- Source text -
-- Start --

Fatal Error on my Node

I cloned the data with freefilesync, during operation and then switched off the node and made a comparison of the data again. 1 week no errors and now it’s like before

Hm, probably a fragmentation? (it’s cloned as well)

By the way, I did not disable a defragmentation task for my disks. And even did not exclude for Microsoft Defender.

the fragmentation of the plate is 8%, the defragmentation is switched off and the defender is deactivated for this plate. my feeling is that somehow deleting the trash folder causes the node to crash. I think that the result is the problem, the filewalker looks at all the data, before it’s done with it, the node gets the command to delete the data again. Then the error occurs and the game starts over. there is no possibility. telling the node to run the filewalker first and then delete the data.

2 Likes

you have a several options:

  • disable a filewalker (if you do not use this disk for something other it should be pretty safe)
  • increase a timeout accordingly error (for write timeouts increase the writeable timeout, for read timeouts increase the readable timeout and readable check interval)

How can I tell if Filewalker is disabled? I changed that in the config.

if set to true, all pieces disk usage is recalculated on startup

storage2.piece-scan-on-startup: false
is that okay?

I’ve already increased the read and write timeouts, it now stands at 2 min 30 s
but so far has made no difference.

I just noticed that the config of the two nodes are different, i.e. parameters that exist in one do not exist in the other and vice versa. is that normal? are both on the same version 1.76.2

The setting is correct. I hope you also uncommented the line by removing the # sign.
The config file is not updated so often, but you can add any parameter to it. If one node is newer than the other, it must have a more recent version of config file.

1 Like

We need a wiki topic with all the config parameters, with detailed explanations and situations in which they should be used and how.

6 Likes

That would be really great, then you would also understand some parameters better

OK then it could be the problem that some nodes are causing problems. I just copied the config of the working node and moved it to the non-working one with the node-specific (public address+port) settings. and it seems to be working so far, at least the hard disk load has dropped to 15% and there are no errors at the moment. It’s not that there were incorrect settings in the configs of some nodes due to older versions.

1 Like

@Alexey which of the parameters is not advisable to increase more than 5 minutes and fail audits?
Readable or writable parameters?

so you run defrag automatic or not?

-- End --

- What to produce -
Carry on the forum thread about the fatal node error, starting right after its final post. The items that come next aren't needed.

- Supplied entries -
-- Start --

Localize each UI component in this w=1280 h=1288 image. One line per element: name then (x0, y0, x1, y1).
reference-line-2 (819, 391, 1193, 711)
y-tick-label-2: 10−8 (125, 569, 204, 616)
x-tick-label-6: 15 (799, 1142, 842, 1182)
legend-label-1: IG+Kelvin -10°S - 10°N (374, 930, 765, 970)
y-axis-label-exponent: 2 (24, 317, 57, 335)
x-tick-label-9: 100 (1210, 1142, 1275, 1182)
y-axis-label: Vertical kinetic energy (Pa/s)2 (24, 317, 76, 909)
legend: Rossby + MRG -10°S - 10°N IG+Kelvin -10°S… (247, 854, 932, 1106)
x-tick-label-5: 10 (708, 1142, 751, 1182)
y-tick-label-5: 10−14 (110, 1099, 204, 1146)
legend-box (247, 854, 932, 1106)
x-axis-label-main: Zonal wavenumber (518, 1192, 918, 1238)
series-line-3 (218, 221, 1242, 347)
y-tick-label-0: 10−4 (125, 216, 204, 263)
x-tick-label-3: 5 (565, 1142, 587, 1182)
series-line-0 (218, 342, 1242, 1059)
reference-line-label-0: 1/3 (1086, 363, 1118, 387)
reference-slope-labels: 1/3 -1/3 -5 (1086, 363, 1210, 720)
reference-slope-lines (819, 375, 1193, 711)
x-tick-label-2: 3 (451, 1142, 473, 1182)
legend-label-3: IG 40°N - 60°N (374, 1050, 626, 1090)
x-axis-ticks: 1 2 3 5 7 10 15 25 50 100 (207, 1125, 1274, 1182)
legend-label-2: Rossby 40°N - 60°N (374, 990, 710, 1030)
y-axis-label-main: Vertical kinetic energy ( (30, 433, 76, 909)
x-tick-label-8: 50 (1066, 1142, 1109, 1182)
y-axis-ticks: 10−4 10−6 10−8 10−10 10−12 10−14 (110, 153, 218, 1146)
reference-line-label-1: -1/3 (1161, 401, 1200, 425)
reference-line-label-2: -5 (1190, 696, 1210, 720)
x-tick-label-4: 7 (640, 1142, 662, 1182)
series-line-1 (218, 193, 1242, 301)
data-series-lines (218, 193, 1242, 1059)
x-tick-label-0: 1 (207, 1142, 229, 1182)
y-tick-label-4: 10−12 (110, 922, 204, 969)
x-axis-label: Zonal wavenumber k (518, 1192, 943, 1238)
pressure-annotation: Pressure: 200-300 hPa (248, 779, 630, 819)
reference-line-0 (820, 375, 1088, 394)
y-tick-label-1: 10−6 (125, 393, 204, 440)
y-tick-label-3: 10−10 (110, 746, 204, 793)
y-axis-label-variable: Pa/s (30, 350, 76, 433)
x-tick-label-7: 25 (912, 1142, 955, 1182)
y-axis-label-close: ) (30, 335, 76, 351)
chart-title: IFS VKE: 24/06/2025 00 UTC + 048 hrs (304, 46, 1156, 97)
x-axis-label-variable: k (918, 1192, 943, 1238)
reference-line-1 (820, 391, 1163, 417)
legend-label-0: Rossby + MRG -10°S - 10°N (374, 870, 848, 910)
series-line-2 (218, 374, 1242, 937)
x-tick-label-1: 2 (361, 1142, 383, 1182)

-- End --

- Exercise answer -
The readable timeout and interval. However, these parameters themselves will not start to fail audits, this will be an indication that your system potentially could not provide a piece for audit within 5 minutes, this will put your node into a containment mode and it will be asked for the same piece 2 more times before considering this audit as failed.

So, these parameters are safe from the auditing point of view, but if you have timeouts more than 5 minutes for reads you should be aware that this node may start to fail audits as well and maybe it’s better to crash it before that.

Yes, the automatic defragmentation is enabled for all drives on my Windows PC. I only disabled an indexation for search and excluded them from the Windows Defender, because it makes no sense to scan or index pieces of encrypted data.

so i will wait untill my online score recovers and then run the defrag while the node is “set full”
lets see if this cures the “slow subsystem” may take some weeks.

defragging could increse the writing speed significantly. sadly not so much reading.

What is the correct format for setting those timeouts in docker run command?

Just so you know, whichever parameter is not set in docker run command is picked from the config.yaml file.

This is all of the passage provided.